◆ **EXTRACTED MATERIAL**

begin

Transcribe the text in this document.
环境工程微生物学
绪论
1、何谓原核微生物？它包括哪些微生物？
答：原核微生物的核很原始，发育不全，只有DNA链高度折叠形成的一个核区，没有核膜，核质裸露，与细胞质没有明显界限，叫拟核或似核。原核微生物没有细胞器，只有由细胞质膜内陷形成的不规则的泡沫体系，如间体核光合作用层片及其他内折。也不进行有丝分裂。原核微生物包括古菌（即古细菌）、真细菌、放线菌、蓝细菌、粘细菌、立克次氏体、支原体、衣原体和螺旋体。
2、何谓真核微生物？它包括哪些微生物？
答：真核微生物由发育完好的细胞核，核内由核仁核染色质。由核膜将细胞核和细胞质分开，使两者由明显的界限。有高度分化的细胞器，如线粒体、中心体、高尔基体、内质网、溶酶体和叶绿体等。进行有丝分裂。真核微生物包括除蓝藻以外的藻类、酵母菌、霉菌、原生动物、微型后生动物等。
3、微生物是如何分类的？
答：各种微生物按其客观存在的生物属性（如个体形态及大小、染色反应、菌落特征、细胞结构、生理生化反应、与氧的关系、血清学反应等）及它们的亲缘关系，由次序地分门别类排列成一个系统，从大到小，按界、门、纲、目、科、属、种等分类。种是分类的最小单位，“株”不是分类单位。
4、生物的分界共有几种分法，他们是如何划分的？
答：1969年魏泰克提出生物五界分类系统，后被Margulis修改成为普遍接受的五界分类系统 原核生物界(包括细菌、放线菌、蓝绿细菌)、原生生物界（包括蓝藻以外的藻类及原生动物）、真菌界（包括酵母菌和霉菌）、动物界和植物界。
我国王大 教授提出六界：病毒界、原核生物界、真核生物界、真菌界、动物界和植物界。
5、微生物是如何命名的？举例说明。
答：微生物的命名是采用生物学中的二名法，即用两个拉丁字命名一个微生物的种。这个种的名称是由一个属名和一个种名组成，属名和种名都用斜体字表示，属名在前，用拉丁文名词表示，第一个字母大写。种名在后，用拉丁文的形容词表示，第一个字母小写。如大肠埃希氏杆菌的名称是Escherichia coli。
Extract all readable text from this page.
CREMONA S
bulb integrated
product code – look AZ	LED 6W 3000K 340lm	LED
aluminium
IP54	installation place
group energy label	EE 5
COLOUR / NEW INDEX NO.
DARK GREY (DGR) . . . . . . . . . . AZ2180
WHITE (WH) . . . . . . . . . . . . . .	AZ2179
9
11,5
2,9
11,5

end

◆ **INSTRUCTIONS TO FOLLOW**
From the line containing "Extract all readable text from this page." down to the final line of the data, write out every line exactly; both the first and last of these belong in your answer, and nothing else does.

◆ **WRITTEN SOLUTION**
Extract all readable text from this page.
CREMONA S
bulb integrated
product code – look AZ	LED 6W 3000K 340lm	LED
aluminium
IP54	installation place
group energy label	EE 5
COLOUR / NEW INDEX NO.
DARK GREY (DGR) . . . . . . . . . . AZ2180
WHITE (WH) . . . . . . . . . . . . . .	AZ2179
9
11,5
2,9
11,5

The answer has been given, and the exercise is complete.